▶ Records to use
____

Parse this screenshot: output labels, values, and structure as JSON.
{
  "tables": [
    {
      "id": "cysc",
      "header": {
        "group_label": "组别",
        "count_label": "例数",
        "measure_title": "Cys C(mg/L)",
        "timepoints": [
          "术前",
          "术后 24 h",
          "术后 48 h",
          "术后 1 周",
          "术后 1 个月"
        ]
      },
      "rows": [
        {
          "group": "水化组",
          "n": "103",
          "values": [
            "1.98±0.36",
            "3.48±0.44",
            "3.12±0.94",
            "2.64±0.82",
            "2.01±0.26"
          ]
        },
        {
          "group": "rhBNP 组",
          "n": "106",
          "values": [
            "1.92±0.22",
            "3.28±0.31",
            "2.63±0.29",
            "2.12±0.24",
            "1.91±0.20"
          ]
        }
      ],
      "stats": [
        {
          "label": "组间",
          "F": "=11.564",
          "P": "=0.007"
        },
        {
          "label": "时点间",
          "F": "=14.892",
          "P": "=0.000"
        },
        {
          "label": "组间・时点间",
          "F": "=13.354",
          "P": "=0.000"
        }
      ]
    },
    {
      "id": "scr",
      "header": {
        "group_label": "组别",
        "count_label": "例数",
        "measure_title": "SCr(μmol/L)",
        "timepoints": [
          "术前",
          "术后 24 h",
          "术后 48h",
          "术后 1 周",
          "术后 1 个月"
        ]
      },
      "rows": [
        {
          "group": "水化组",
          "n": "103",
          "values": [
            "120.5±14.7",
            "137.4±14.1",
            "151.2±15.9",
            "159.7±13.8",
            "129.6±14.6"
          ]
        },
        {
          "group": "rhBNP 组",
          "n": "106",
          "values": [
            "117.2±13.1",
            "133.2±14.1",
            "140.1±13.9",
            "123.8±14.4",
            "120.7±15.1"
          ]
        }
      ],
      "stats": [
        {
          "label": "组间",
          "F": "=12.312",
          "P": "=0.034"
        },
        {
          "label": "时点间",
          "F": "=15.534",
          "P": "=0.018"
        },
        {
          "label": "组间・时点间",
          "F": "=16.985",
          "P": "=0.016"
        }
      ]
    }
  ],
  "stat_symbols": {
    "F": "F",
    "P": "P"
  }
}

____

Print the material once more, exactly.

▶ Result
Parse this screenshot: output labels, values, and structure as JSON.
{
  "tables": [
    {
      "id": "cysc",
      "header": {
        "group_label": "组别",
        "count_label": "例数",
        "measure_title": "Cys C(mg/L)",
        "timepoints": [
          "术前",
          "术后 24 h",
          "术后 48 h",
          "术后 1 周",
          "术后 1 个月"
        ]
      },
      "rows": [
        {
          "group": "水化组",
          "n": "103",
          "values": [
            "1.98±0.36",
            "3.48±0.44",
            "3.12±0.94",
            "2.64±0.82",
            "2.01±0.26"
          ]
        },
        {
          "group": "rhBNP 组",
          "n": "106",
          "values": [
            "1.92±0.22",
            "3.28±0.31",
            "2.63±0.29",
            "2.12±0.24",
            "1.91±0.20"
          ]
        }
      ],
      "stats": [
        {
          "label": "组间",
          "F": "=11.564",
          "P": "=0.007"
        },
        {
          "label": "时点间",
          "F": "=14.892",
          "P": "=0.000"
        },
        {
          "label": "组间・时点间",
          "F": "=13.354",
          "P": "=0.000"
        }
      ]
    },
    {
      "id": "scr",
      "header": {
        "group_label": "组别",
        "count_label": "例数",
        "measure_title": "SCr(μmol/L)",
        "timepoints": [
          "术前",
          "术后 24 h",
          "术后 48h",
          "术后 1 周",
          "术后 1 个月"
        ]
      },
      "rows": [
        {
          "group": "水化组",
          "n": "103",
          "values": [
            "120.5±14.7",
            "137.4±14.1",
            "151.2±15.9",
            "159.7±13.8",
            "129.6±14.6"
          ]
        },
        {
          "group": "rhBNP 组",
          "n": "106",
          "values": [
            "117.2±13.1",
            "133.2±14.1",
            "140.1±13.9",
            "123.8±14.4",
            "120.7±15.1"
          ]
        }
      ],
      "stats": [
        {
          "label": "组间",
          "F": "=12.312",
          "P": "=0.034"
        },
        {
          "label": "时点间",
          "F": "=15.534",
          "P": "=0.018"
        },
        {
          "label": "组间・时点间",
          "F": "=16.985",
          "P": "=0.016"
        }
      ]
    }
  ],
  "stat_symbols": {
    "F": "F",
    "P": "P"
  }
}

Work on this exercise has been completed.